(Collected data entries)
-=-=-=-=-

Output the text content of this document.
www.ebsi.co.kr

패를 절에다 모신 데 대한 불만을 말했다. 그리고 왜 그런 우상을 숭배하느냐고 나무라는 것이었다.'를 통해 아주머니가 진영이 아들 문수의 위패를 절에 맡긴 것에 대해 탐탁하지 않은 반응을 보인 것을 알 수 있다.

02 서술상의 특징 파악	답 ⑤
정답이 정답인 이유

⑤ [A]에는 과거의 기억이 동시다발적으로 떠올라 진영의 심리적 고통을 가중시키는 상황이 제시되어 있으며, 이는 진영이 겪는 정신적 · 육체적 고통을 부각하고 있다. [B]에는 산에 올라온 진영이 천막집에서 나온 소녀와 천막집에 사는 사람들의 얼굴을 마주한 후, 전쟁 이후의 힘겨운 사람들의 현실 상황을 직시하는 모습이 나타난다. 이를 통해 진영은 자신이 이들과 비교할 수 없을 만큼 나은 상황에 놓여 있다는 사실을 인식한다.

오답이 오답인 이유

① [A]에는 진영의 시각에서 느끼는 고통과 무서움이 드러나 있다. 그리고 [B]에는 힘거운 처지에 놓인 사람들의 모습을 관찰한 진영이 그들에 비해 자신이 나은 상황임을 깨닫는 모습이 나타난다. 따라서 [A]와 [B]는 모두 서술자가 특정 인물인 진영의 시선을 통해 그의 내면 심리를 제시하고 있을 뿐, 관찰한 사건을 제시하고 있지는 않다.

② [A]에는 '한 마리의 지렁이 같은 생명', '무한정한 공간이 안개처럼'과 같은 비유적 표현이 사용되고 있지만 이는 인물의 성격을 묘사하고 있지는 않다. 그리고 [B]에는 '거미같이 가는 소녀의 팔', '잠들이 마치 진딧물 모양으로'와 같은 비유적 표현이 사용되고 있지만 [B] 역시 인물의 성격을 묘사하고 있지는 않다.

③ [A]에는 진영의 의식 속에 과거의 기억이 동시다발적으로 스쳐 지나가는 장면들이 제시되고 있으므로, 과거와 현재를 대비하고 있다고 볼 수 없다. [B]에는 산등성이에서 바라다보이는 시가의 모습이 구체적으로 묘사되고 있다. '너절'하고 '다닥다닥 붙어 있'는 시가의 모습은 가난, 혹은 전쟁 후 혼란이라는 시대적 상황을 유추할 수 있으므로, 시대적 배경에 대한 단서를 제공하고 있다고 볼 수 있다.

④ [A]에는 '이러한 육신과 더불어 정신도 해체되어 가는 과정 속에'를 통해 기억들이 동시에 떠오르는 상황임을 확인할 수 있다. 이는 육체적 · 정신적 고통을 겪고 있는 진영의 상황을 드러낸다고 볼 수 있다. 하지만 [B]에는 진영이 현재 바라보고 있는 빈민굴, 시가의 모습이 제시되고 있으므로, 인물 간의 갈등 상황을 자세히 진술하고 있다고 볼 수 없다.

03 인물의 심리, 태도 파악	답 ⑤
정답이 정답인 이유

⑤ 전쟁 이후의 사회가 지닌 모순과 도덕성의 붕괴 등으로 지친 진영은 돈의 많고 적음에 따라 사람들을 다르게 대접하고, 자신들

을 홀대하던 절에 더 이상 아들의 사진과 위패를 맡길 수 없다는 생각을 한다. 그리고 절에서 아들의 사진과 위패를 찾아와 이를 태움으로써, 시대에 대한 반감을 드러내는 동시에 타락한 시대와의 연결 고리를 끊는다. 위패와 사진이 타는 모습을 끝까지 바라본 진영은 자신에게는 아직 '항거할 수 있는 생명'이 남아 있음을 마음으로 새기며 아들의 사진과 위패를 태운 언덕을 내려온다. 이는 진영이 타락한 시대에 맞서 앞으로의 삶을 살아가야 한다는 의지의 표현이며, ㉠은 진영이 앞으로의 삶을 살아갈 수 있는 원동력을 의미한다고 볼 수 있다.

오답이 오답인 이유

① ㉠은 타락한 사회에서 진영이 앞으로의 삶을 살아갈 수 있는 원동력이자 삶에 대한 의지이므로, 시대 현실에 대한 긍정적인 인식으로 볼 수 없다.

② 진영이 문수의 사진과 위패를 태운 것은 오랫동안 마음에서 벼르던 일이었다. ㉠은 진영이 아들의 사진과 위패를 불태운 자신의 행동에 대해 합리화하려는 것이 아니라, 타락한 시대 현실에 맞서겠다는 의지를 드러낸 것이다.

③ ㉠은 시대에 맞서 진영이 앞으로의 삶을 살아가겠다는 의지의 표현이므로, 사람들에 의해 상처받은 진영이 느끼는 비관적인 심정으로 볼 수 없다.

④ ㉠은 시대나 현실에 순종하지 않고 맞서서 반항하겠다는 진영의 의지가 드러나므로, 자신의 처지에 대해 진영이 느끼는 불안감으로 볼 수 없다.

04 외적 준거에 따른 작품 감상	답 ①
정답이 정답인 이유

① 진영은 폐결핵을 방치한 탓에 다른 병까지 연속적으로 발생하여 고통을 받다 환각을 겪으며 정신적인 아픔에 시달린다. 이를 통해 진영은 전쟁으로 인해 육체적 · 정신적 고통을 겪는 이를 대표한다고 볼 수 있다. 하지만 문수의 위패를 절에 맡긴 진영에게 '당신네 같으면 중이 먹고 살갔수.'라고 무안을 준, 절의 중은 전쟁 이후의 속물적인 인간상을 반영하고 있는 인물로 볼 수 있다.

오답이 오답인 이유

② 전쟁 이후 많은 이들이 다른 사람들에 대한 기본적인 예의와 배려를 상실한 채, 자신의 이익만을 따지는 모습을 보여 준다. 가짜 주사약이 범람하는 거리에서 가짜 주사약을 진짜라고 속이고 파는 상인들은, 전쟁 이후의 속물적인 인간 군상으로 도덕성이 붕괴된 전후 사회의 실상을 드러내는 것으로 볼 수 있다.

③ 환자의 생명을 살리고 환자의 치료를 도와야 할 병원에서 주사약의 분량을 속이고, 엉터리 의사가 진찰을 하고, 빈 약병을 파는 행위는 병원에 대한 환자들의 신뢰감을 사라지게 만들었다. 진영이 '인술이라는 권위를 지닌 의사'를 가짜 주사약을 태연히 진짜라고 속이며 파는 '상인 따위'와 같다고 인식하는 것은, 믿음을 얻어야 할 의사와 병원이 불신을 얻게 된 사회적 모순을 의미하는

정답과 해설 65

-=-=-=-=-

[Task objective]:
Using the listing above, reproduce each line without omission.

[Result]:
Output the text content of this document.
www.ebsi.co.kr

패를 절에다 모신 데 대한 불만을 말했다. 그리고 왜 그런 우상을 숭배하느냐고 나무라는 것이었다.'를 통해 아주머니가 진영이 아들 문수의 위패를 절에 맡긴 것에 대해 탐탁하지 않은 반응을 보인 것을 알 수 있다.

02 서술상의 특징 파악	답 ⑤
정답이 정답인 이유

⑤ [A]에는 과거의 기억이 동시다발적으로 떠올라 진영의 심리적 고통을 가중시키는 상황이 제시되어 있으며, 이는 진영이 겪는 정신적 · 육체적 고통을 부각하고 있다. [B]에는 산에 올라온 진영이 천막집에서 나온 소녀와 천막집에 사는 사람들의 얼굴을 마주한 후, 전쟁 이후의 힘겨운 사람들의 현실 상황을 직시하는 모습이 나타난다. 이를 통해 진영은 자신이 이들과 비교할 수 없을 만큼 나은 상황에 놓여 있다는 사실을 인식한다.

오답이 오답인 이유

① [A]에는 진영의 시각에서 느끼는 고통과 무서움이 드러나 있다. 그리고 [B]에는 힘거운 처지에 놓인 사람들의 모습을 관찰한 진영이 그들에 비해 자신이 나은 상황임을 깨닫는 모습이 나타난다. 따라서 [A]와 [B]는 모두 서술자가 특정 인물인 진영의 시선을 통해 그의 내면 심리를 제시하고 있을 뿐, 관찰한 사건을 제시하고 있지는 않다.

② [A]에는 '한 마리의 지렁이 같은 생명', '무한정한 공간이 안개처럼'과 같은 비유적 표현이 사용되고 있지만 이는 인물의 성격을 묘사하고 있지는 않다. 그리고 [B]에는 '거미같이 가는 소녀의 팔', '잠들이 마치 진딧물 모양으로'와 같은 비유적 표현이 사용되고 있지만 [B] 역시 인물의 성격을 묘사하고 있지는 않다.

③ [A]에는 진영의 의식 속에 과거의 기억이 동시다발적으로 스쳐 지나가는 장면들이 제시되고 있으므로, 과거와 현재를 대비하고 있다고 볼 수 없다. [B]에는 산등성이에서 바라다보이는 시가의 모습이 구체적으로 묘사되고 있다. '너절'하고 '다닥다닥 붙어 있'는 시가의 모습은 가난, 혹은 전쟁 후 혼란이라는 시대적 상황을 유추할 수 있으므로, 시대적 배경에 대한 단서를 제공하고 있다고 볼 수 있다.

④ [A]에는 '이러한 육신과 더불어 정신도 해체되어 가는 과정 속에'를 통해 기억들이 동시에 떠오르는 상황임을 확인할 수 있다. 이는 육체적 · 정신적 고통을 겪고 있는 진영의 상황을 드러낸다고 볼 수 있다. 하지만 [B]에는 진영이 현재 바라보고 있는 빈민굴, 시가의 모습이 제시되고 있으므로, 인물 간의 갈등 상황을 자세히 진술하고 있다고 볼 수 없다.

03 인물의 심리, 태도 파악	답 ⑤
정답이 정답인 이유

⑤ 전쟁 이후의 사회가 지닌 모순과 도덕성의 붕괴 등으로 지친 진영은 돈의 많고 적음에 따라 사람들을 다르게 대접하고, 자신들

을 홀대하던 절에 더 이상 아들의 사진과 위패를 맡길 수 없다는 생각을 한다. 그리고 절에서 아들의 사진과 위패를 찾아와 이를 태움으로써, 시대에 대한 반감을 드러내는 동시에 타락한 시대와의 연결 고리를 끊는다. 위패와 사진이 타는 모습을 끝까지 바라본 진영은 자신에게는 아직 '항거할 수 있는 생명'이 남아 있음을 마음으로 새기며 아들의 사진과 위패를 태운 언덕을 내려온다. 이는 진영이 타락한 시대에 맞서 앞으로의 삶을 살아가야 한다는 의지의 표현이며, ㉠은 진영이 앞으로의 삶을 살아갈 수 있는 원동력을 의미한다고 볼 수 있다.

오답이 오답인 이유

① ㉠은 타락한 사회에서 진영이 앞으로의 삶을 살아갈 수 있는 원동력이자 삶에 대한 의지이므로, 시대 현실에 대한 긍정적인 인식으로 볼 수 없다.

② 진영이 문수의 사진과 위패를 태운 것은 오랫동안 마음에서 벼르던 일이었다. ㉠은 진영이 아들의 사진과 위패를 불태운 자신의 행동에 대해 합리화하려는 것이 아니라, 타락한 시대 현실에 맞서겠다는 의지를 드러낸 것이다.

③ ㉠은 시대에 맞서 진영이 앞으로의 삶을 살아가겠다는 의지의 표현이므로, 사람들에 의해 상처받은 진영이 느끼는 비관적인 심정으로 볼 수 없다.

④ ㉠은 시대나 현실에 순종하지 않고 맞서서 반항하겠다는 진영의 의지가 드러나므로, 자신의 처지에 대해 진영이 느끼는 불안감으로 볼 수 없다.

04 외적 준거에 따른 작품 감상	답 ①
정답이 정답인 이유

① 진영은 폐결핵을 방치한 탓에 다른 병까지 연속적으로 발생하여 고통을 받다 환각을 겪으며 정신적인 아픔에 시달린다. 이를 통해 진영은 전쟁으로 인해 육체적 · 정신적 고통을 겪는 이를 대표한다고 볼 수 있다. 하지만 문수의 위패를 절에 맡긴 진영에게 '당신네 같으면 중이 먹고 살갔수.'라고 무안을 준, 절의 중은 전쟁 이후의 속물적인 인간상을 반영하고 있는 인물로 볼 수 있다.

오답이 오답인 이유

② 전쟁 이후 많은 이들이 다른 사람들에 대한 기본적인 예의와 배려를 상실한 채, 자신의 이익만을 따지는 모습을 보여 준다. 가짜 주사약이 범람하는 거리에서 가짜 주사약을 진짜라고 속이고 파는 상인들은, 전쟁 이후의 속물적인 인간 군상으로 도덕성이 붕괴된 전후 사회의 실상을 드러내는 것으로 볼 수 있다.

③ 환자의 생명을 살리고 환자의 치료를 도와야 할 병원에서 주사약의 분량을 속이고, 엉터리 의사가 진찰을 하고, 빈 약병을 파는 행위는 병원에 대한 환자들의 신뢰감을 사라지게 만들었다. 진영이 '인술이라는 권위를 지닌 의사'를 가짜 주사약을 태연히 진짜라고 속이며 파는 '상인 따위'와 같다고 인식하는 것은, 믿음을 얻어야 할 의사와 병원이 불신을 얻게 된 사회적 모순을 의미하는

정답과 해설 65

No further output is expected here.